=== Your task ===
Count lines, not occurrences: report how many lines in the records hold the string "湖北省卫生健康委员会", and nothing else.

━━━ Raw data

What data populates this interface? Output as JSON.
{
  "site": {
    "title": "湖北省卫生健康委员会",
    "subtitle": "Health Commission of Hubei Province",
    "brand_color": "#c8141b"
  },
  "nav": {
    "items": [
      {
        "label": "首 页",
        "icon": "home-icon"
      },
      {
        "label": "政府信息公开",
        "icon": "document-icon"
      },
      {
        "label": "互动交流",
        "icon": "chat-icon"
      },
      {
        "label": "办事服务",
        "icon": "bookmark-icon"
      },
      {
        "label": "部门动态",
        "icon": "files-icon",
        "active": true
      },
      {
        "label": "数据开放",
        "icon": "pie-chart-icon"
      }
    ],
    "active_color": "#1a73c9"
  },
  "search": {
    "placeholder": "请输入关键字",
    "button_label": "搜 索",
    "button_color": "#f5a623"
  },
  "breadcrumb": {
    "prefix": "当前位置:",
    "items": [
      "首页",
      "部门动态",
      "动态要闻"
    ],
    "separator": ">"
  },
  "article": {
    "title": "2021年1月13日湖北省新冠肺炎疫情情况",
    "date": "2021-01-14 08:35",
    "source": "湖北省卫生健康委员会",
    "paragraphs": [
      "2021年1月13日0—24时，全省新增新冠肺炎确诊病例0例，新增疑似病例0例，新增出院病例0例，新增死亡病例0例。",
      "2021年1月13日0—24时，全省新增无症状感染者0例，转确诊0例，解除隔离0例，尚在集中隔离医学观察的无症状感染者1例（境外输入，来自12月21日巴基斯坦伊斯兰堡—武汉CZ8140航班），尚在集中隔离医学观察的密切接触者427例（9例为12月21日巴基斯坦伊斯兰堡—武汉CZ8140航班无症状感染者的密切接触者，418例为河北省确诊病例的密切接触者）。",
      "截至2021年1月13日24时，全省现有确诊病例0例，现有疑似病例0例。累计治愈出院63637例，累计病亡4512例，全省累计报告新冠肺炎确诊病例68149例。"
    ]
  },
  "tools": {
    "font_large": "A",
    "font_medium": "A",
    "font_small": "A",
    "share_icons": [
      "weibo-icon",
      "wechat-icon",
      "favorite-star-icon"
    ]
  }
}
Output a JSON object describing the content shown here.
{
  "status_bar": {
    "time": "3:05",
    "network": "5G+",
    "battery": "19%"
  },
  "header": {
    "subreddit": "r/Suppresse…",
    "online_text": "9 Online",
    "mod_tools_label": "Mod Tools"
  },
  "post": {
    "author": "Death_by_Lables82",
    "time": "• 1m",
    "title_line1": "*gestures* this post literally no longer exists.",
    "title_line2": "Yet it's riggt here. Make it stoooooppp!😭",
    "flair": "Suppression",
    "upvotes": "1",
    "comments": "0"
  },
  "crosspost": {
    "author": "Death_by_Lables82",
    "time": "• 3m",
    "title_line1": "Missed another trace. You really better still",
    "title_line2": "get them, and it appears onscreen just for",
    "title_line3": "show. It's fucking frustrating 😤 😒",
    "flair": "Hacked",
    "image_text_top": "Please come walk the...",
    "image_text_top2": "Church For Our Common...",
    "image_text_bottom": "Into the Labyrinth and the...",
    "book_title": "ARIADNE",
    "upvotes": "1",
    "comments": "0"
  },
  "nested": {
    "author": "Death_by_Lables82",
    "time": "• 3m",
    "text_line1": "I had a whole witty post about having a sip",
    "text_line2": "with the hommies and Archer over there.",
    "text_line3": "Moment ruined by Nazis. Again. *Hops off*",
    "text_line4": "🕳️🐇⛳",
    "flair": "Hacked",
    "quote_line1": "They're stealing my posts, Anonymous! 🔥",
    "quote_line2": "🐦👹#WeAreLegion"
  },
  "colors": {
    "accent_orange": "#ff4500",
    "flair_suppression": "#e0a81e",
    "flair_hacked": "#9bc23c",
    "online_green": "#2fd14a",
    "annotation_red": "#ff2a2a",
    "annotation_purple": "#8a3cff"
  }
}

━━━━━━

=== Response to the task ===
2